[Extracted records]
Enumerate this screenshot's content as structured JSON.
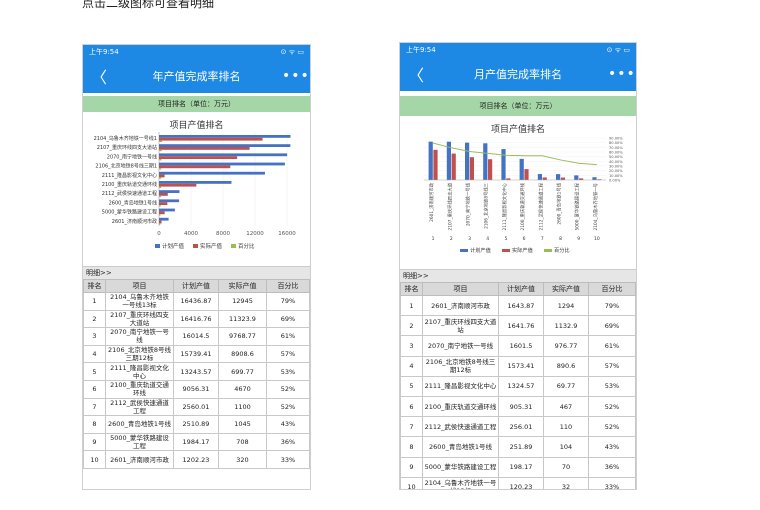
{
  "caption": "点击二级图标可查看明细",
  "status_time": "上午9:54",
  "status_icons": "⊙ ᯤ ▭",
  "back_glyph": "〈",
  "more_glyph": "•••",
  "detail_label": "明细>>",
  "table_headers": [
    "排名",
    "项目",
    "计划产值",
    "实际产值",
    "百分比"
  ],
  "colors": {
    "plan": "#4472c4",
    "actual": "#c0504d",
    "pct": "#9bbb59",
    "bar_title": "#1e88e5"
  },
  "year_screen": {
    "page_title": "年产值完成率排名",
    "rank_header": "项目排名（单位：万元）",
    "rows": [
      {
        "rank": "1",
        "name": "2104_乌鲁木齐地铁一号线13标",
        "plan": "16436.87",
        "actual": "12945",
        "pct": "79%"
      },
      {
        "rank": "2",
        "name": "2107_重庆环线四支大道站",
        "plan": "16416.76",
        "actual": "11323.9",
        "pct": "69%"
      },
      {
        "rank": "3",
        "name": "2070_南宁地铁一号线",
        "plan": "16014.5",
        "actual": "9768.77",
        "pct": "61%"
      },
      {
        "rank": "4",
        "name": "2106_北京地铁8号线三期12标",
        "plan": "15739.41",
        "actual": "8908.6",
        "pct": "57%"
      },
      {
        "rank": "5",
        "name": "2111_隆昌影视文化中心",
        "plan": "13243.57",
        "actual": "699.77",
        "pct": "53%"
      },
      {
        "rank": "6",
        "name": "2100_重庆轨道交通环线",
        "plan": "9056.31",
        "actual": "4670",
        "pct": "52%"
      },
      {
        "rank": "7",
        "name": "2112_武侯快速通道工程",
        "plan": "2560.01",
        "actual": "1100",
        "pct": "52%"
      },
      {
        "rank": "8",
        "name": "2600_青岛地铁1号线",
        "plan": "2510.89",
        "actual": "1045",
        "pct": "43%"
      },
      {
        "rank": "9",
        "name": "5000_蒙华铁路建设工程",
        "plan": "1984.17",
        "actual": "708",
        "pct": "36%"
      },
      {
        "rank": "10",
        "name": "2601_济南顺河市政",
        "plan": "1202.23",
        "actual": "320",
        "pct": "33%"
      }
    ]
  },
  "month_screen": {
    "page_title": "月产值完成率排名",
    "rank_header": "项目排名（单位：万元）",
    "rows": [
      {
        "rank": "1",
        "name": "2601_济南顺河市政",
        "plan": "1643.87",
        "actual": "1294",
        "pct": "79%"
      },
      {
        "rank": "2",
        "name": "2107_重庆环线四支大道站",
        "plan": "1641.76",
        "actual": "1132.9",
        "pct": "69%"
      },
      {
        "rank": "3",
        "name": "2070_南宁地铁一号线",
        "plan": "1601.5",
        "actual": "976.77",
        "pct": "61%"
      },
      {
        "rank": "4",
        "name": "2106_北京地铁8号线三期12标",
        "plan": "1573.41",
        "actual": "890.6",
        "pct": "57%"
      },
      {
        "rank": "5",
        "name": "2111_隆昌影视文化中心",
        "plan": "1324.57",
        "actual": "69.77",
        "pct": "53%"
      },
      {
        "rank": "6",
        "name": "2100_重庆轨道交通环线",
        "plan": "905.31",
        "actual": "467",
        "pct": "52%"
      },
      {
        "rank": "7",
        "name": "2112_武侯快速通道工程",
        "plan": "256.01",
        "actual": "110",
        "pct": "52%"
      },
      {
        "rank": "8",
        "name": "2600_青岛地铁1号线",
        "plan": "251.89",
        "actual": "104",
        "pct": "43%"
      },
      {
        "rank": "9",
        "name": "5000_蒙华铁路建设工程",
        "plan": "198.17",
        "actual": "70",
        "pct": "36%"
      },
      {
        "rank": "10",
        "name": "2104_乌鲁木齐地铁一号线13标",
        "plan": "120.23",
        "actual": "32",
        "pct": "33%"
      }
    ]
  },
  "chart_data": [
    {
      "type": "bar",
      "orientation": "horizontal",
      "title": "项目产值排名",
      "categories": [
        "2104_乌鲁木齐地铁一号线13标",
        "2107_重庆环线四支大道站",
        "2070_南宁地铁一号线",
        "2106_北京地铁8号线三期12标",
        "2111_隆昌影视文化中心",
        "2100_重庆轨道交通环线",
        "2112_武侯快速通道工程",
        "2600_青岛地铁1号线",
        "5000_蒙华铁路建设工程",
        "2601_济南顺河市政"
      ],
      "series": [
        {
          "name": "计划产值",
          "values": [
            16436.87,
            16416.76,
            16014.5,
            15739.41,
            13243.57,
            9056.31,
            2560.01,
            2510.89,
            1984.17,
            1202.23
          ]
        },
        {
          "name": "实际产值",
          "values": [
            12945,
            11323.9,
            9768.77,
            8908.6,
            699.77,
            4670,
            1100,
            1045,
            708,
            320
          ]
        },
        {
          "name": "百分比",
          "values": [
            79,
            69,
            61,
            57,
            53,
            52,
            52,
            43,
            36,
            33
          ]
        }
      ],
      "x_ticks": [
        "0",
        "4000",
        "8000",
        "12000",
        "16000"
      ],
      "xlim": [
        0,
        18000
      ],
      "legend": "bottom"
    },
    {
      "type": "bar",
      "title": "项目产值排名",
      "categories": [
        "1",
        "2",
        "3",
        "4",
        "5",
        "6",
        "7",
        "8",
        "9",
        "10"
      ],
      "series": [
        {
          "name": "计划产值",
          "values": [
            1643.87,
            1641.76,
            1601.5,
            1573.41,
            1324.57,
            905.31,
            256.01,
            251.89,
            198.17,
            120.23
          ]
        },
        {
          "name": "实际产值",
          "values": [
            1294,
            1132.9,
            976.77,
            890.6,
            69.77,
            467,
            110,
            104,
            70,
            32
          ]
        },
        {
          "name": "百分比",
          "values": [
            79,
            69,
            61,
            57,
            53,
            52,
            52,
            43,
            36,
            33
          ]
        }
      ],
      "y2_ticks": [
        "0.00%",
        "10.00%",
        "20.00%",
        "30.00%",
        "40.00%",
        "50.00%",
        "60.00%",
        "70.00%",
        "80.00%",
        "90.00%"
      ],
      "legend": "bottom"
    }
  ]
}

Task prompt: Write out each line again precisely as it appears, skipping every picture.

Complete answer:
Enumerate this screenshot's content as structured JSON.
{
  "caption": "点击二级图标可查看明细",
  "status_time": "上午9:54",
  "status_icons": "⊙ ᯤ ▭",
  "back_glyph": "〈",
  "more_glyph": "•••",
  "detail_label": "明细>>",
  "table_headers": [
    "排名",
    "项目",
    "计划产值",
    "实际产值",
    "百分比"
  ],
  "colors": {
    "plan": "#4472c4",
    "actual": "#c0504d",
    "pct": "#9bbb59",
    "bar_title": "#1e88e5"
  },
  "year_screen": {
    "page_title": "年产值完成率排名",
    "rank_header": "项目排名（单位：万元）",
    "rows": [
      {
        "rank": "1",
        "name": "2104_乌鲁木齐地铁一号线13标",
        "plan": "16436.87",
        "actual": "12945",
        "pct": "79%"
      },
      {
        "rank": "2",
        "name": "2107_重庆环线四支大道站",
        "plan": "16416.76",
        "actual": "11323.9",
        "pct": "69%"
      },
      {
        "rank": "3",
        "name": "2070_南宁地铁一号线",
        "plan": "16014.5",
        "actual": "9768.77",
        "pct": "61%"
      },
      {
        "rank": "4",
        "name": "2106_北京地铁8号线三期12标",
        "plan": "15739.41",
        "actual": "8908.6",
        "pct": "57%"
      },
      {
        "rank": "5",
        "name": "2111_隆昌影视文化中心",
        "plan": "13243.57",
        "actual": "699.77",
        "pct": "53%"
      },
      {
        "rank": "6",
        "name": "2100_重庆轨道交通环线",
        "plan": "9056.31",
        "actual": "4670",
        "pct": "52%"
      },
      {
        "rank": "7",
        "name": "2112_武侯快速通道工程",
        "plan": "2560.01",
        "actual": "1100",
        "pct": "52%"
      },
      {
        "rank": "8",
        "name": "2600_青岛地铁1号线",
        "plan": "2510.89",
        "actual": "1045",
        "pct": "43%"
      },
      {
        "rank": "9",
        "name": "5000_蒙华铁路建设工程",
        "plan": "1984.17",
        "actual": "708",
        "pct": "36%"
      },
      {
        "rank": "10",
        "name": "2601_济南顺河市政",
        "plan": "1202.23",
        "actual": "320",
        "pct": "33%"
      }
    ]
  },
  "month_screen": {
    "page_title": "月产值完成率排名",
    "rank_header": "项目排名（单位：万元）",
    "rows": [
      {
        "rank": "1",
        "name": "2601_济南顺河市政",
        "plan": "1643.87",
        "actual": "1294",
        "pct": "79%"
      },
      {
        "rank": "2",
        "name": "2107_重庆环线四支大道站",
        "plan": "1641.76",
        "actual": "1132.9",
        "pct": "69%"
      },
      {
        "rank": "3",
        "name": "2070_南宁地铁一号线",
        "plan": "1601.5",
        "actual": "976.77",
        "pct": "61%"
      },
      {
        "rank": "4",
        "name": "2106_北京地铁8号线三期12标",
        "plan": "1573.41",
        "actual": "890.6",
        "pct": "57%"
      },
      {
        "rank": "5",
        "name": "2111_隆昌影视文化中心",
        "plan": "1324.57",
        "actual": "69.77",
        "pct": "53%"
      },
      {
        "rank": "6",
        "name": "2100_重庆轨道交通环线",
        "plan": "905.31",
        "actual": "467",
        "pct": "52%"
      },
      {
        "rank": "7",
        "name": "2112_武侯快速通道工程",
        "plan": "256.01",
        "actual": "110",
        "pct": "52%"
      },
      {
        "rank": "8",
        "name": "2600_青岛地铁1号线",
        "plan": "251.89",
        "actual": "104",
        "pct": "43%"
      },
      {
        "rank": "9",
        "name": "5000_蒙华铁路建设工程",
        "plan": "198.17",
        "actual": "70",
        "pct": "36%"
      },
      {
        "rank": "10",
        "name": "2104_乌鲁木齐地铁一号线13标",
        "plan": "120.23",
        "actual": "32",
        "pct": "33%"
      }
    ]
  },
  "chart_data": [
    {
      "type": "bar",
      "orientation": "horizontal",
      "title": "项目产值排名",
      "categories": [
        "2104_乌鲁木齐地铁一号线13标",
        "2107_重庆环线四支大道站",
        "2070_南宁地铁一号线",
        "2106_北京地铁8号线三期12标",
        "2111_隆昌影视文化中心",
        "2100_重庆轨道交通环线",
        "2112_武侯快速通道工程",
        "2600_青岛地铁1号线",
        "5000_蒙华铁路建设工程",
        "2601_济南顺河市政"
      ],
      "series": [
        {
          "name": "计划产值",
          "values": [
            16436.87,
            16416.76,
            16014.5,
            15739.41,
            13243.57,
            9056.31,
            2560.01,
            2510.89,
            1984.17,
            1202.23
          ]
        },
        {
          "name": "实际产值",
          "values": [
            12945,
            11323.9,
            9768.77,
            8908.6,
            699.77,
            4670,
            1100,
            1045,
            708,
            320
          ]
        },
        {
          "name": "百分比",
          "values": [
            79,
            69,
            61,
            57,
            53,
            52,
            52,
            43,
            36,
            33
          ]
        }
      ],
      "x_ticks": [
        "0",
        "4000",
        "8000",
        "12000",
        "16000"
      ],
      "xlim": [
        0,
        18000
      ],
      "legend": "bottom"
    },
    {
      "type": "bar",
      "title": "项目产值排名",
      "categories": [
        "1",
        "2",
        "3",
        "4",
        "5",
        "6",
        "7",
        "8",
        "9",
        "10"
      ],
      "series": [
        {
          "name": "计划产值",
          "values": [
            1643.87,
            1641.76,
            1601.5,
            1573.41,
            1324.57,
            905.31,
            256.01,
            251.89,
            198.17,
            120.23
          ]
        },
        {
          "name": "实际产值",
          "values": [
            1294,
            1132.9,
            976.77,
            890.6,
            69.77,
            467,
            110,
            104,
            70,
            32
          ]
        },
        {
          "name": "百分比",
          "values": [
            79,
            69,
            61,
            57,
            53,
            52,
            52,
            43,
            36,
            33
          ]
        }
      ],
      "y2_ticks": [
        "0.00%",
        "10.00%",
        "20.00%",
        "30.00%",
        "40.00%",
        "50.00%",
        "60.00%",
        "70.00%",
        "80.00%",
        "90.00%"
      ],
      "legend": "bottom"
    }
  ]
}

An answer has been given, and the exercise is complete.